Directions ▸
From the listing below, pull out every line where the string "Output" appears.

-------- Record excerpts

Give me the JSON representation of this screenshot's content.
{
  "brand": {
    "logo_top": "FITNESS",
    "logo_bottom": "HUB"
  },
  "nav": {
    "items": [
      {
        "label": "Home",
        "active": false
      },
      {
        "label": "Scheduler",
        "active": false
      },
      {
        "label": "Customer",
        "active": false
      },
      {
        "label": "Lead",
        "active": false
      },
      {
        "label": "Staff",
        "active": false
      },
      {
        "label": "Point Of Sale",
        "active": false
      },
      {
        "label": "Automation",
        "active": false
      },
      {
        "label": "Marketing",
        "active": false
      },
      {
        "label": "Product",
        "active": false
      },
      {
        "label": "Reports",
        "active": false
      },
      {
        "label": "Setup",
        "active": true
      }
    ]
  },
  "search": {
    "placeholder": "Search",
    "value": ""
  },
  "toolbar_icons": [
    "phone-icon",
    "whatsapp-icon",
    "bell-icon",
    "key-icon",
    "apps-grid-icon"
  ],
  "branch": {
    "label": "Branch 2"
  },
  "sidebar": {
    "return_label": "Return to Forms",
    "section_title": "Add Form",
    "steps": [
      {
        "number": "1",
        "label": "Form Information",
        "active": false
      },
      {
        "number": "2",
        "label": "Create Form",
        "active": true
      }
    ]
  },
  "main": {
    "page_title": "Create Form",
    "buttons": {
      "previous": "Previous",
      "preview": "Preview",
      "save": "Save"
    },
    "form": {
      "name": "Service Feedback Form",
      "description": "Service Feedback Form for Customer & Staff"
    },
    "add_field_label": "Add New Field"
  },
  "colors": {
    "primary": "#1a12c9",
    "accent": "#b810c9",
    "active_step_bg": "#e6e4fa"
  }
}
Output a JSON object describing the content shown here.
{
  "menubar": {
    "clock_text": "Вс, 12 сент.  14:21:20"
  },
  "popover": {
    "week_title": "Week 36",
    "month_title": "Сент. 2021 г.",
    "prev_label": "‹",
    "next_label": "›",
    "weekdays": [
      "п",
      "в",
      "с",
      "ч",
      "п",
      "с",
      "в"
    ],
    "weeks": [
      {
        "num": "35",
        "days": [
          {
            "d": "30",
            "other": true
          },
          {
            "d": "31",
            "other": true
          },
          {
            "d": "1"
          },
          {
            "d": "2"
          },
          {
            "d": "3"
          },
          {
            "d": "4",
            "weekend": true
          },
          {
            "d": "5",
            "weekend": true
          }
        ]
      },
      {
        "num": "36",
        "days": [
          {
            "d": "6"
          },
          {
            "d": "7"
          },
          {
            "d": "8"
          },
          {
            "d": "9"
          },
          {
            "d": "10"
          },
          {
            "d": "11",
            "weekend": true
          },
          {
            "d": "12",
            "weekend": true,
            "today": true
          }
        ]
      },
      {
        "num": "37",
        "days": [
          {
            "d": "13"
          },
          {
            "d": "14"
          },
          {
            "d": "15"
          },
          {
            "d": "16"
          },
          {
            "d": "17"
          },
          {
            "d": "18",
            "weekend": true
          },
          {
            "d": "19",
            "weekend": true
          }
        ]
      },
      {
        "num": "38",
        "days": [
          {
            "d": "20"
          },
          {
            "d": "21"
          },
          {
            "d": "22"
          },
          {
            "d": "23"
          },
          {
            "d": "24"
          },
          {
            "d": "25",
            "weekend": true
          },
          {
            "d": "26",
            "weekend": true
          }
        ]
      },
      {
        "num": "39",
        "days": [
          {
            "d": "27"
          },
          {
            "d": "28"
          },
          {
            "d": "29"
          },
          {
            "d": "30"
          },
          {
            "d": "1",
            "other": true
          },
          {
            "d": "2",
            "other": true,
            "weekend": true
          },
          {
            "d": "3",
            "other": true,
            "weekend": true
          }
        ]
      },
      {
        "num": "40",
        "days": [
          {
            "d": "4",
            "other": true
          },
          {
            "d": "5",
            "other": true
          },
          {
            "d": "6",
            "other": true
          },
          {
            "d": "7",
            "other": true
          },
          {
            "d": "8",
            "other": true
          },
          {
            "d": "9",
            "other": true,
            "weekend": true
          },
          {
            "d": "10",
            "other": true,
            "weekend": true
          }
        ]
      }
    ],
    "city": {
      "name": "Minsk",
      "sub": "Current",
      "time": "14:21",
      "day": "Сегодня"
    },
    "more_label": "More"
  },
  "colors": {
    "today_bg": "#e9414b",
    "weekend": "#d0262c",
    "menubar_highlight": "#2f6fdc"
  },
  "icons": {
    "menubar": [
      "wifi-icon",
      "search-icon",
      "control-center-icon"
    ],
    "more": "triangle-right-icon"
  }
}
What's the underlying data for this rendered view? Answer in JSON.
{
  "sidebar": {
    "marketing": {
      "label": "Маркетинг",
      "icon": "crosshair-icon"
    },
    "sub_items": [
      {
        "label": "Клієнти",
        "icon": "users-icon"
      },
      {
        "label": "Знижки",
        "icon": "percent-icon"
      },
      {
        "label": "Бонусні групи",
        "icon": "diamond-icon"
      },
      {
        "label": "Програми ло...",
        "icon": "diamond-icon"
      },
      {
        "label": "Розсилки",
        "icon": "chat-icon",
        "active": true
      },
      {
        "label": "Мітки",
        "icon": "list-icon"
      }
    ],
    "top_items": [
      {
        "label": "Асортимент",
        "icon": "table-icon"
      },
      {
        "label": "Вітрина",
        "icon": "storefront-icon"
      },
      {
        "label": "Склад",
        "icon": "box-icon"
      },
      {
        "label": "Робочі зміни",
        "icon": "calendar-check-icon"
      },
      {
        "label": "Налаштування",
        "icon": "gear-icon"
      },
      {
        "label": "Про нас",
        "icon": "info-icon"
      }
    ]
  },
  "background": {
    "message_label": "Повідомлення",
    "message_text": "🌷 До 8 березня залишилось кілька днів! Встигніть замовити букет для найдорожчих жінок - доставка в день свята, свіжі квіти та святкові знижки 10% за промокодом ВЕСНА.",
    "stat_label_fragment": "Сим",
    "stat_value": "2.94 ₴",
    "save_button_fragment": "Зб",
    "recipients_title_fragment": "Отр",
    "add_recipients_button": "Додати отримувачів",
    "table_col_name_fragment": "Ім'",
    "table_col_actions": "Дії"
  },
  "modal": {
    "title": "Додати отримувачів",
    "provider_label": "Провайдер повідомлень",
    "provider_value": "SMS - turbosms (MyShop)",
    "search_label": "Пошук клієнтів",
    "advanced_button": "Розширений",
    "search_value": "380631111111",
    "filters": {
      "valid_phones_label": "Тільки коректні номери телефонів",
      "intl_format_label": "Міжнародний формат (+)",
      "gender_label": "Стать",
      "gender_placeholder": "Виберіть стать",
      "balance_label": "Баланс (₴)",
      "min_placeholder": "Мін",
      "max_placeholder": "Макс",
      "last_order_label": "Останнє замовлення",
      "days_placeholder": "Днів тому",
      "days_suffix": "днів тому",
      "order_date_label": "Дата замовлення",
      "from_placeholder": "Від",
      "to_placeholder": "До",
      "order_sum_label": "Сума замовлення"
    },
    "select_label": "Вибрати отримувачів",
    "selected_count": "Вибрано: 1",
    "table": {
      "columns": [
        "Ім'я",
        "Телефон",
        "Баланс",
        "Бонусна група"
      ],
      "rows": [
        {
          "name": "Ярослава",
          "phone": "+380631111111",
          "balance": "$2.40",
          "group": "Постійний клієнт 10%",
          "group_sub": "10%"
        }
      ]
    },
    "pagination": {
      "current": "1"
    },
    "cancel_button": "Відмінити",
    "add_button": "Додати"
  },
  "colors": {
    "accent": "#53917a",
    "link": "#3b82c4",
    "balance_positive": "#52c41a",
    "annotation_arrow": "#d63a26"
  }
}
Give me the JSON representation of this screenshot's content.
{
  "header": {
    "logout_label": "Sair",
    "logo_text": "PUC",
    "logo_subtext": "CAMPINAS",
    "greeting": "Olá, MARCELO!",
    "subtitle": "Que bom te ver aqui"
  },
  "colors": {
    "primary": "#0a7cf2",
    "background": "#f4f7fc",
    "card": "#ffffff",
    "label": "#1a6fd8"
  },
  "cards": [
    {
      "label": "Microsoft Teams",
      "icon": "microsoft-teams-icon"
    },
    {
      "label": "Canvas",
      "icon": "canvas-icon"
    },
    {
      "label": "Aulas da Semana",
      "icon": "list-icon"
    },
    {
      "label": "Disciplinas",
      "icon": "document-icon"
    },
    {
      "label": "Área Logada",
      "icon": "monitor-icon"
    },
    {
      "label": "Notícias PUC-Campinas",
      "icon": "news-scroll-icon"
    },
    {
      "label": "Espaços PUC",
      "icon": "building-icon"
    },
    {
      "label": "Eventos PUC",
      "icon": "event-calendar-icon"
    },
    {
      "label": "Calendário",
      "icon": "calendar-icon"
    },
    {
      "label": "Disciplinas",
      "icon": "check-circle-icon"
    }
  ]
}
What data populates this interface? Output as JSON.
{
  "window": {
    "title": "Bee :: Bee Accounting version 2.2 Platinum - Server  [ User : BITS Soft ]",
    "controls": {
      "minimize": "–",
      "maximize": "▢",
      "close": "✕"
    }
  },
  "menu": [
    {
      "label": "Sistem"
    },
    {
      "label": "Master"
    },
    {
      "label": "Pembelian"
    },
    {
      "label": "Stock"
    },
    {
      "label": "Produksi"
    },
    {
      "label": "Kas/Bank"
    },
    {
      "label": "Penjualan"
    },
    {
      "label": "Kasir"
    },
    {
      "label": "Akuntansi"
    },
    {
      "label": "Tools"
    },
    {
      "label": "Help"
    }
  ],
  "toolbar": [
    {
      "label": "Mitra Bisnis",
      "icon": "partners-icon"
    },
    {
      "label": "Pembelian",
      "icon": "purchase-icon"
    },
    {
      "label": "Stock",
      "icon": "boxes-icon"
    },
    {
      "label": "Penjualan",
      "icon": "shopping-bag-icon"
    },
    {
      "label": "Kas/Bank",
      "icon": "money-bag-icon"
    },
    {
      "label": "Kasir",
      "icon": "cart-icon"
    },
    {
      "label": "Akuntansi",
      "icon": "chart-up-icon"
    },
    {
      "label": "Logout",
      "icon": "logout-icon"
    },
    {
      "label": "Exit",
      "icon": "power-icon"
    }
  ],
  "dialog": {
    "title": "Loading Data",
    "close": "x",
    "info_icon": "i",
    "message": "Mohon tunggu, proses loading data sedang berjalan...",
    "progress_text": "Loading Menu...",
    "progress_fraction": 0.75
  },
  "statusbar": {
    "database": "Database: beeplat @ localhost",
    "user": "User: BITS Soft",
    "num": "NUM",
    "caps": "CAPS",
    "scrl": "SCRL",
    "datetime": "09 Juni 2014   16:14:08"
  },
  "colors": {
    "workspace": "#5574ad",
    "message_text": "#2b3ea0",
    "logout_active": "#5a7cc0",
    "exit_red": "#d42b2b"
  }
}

----------------

Reply to the task ▸
Output a JSON object describing the content shown here.
What data populates this interface? Output as JSON.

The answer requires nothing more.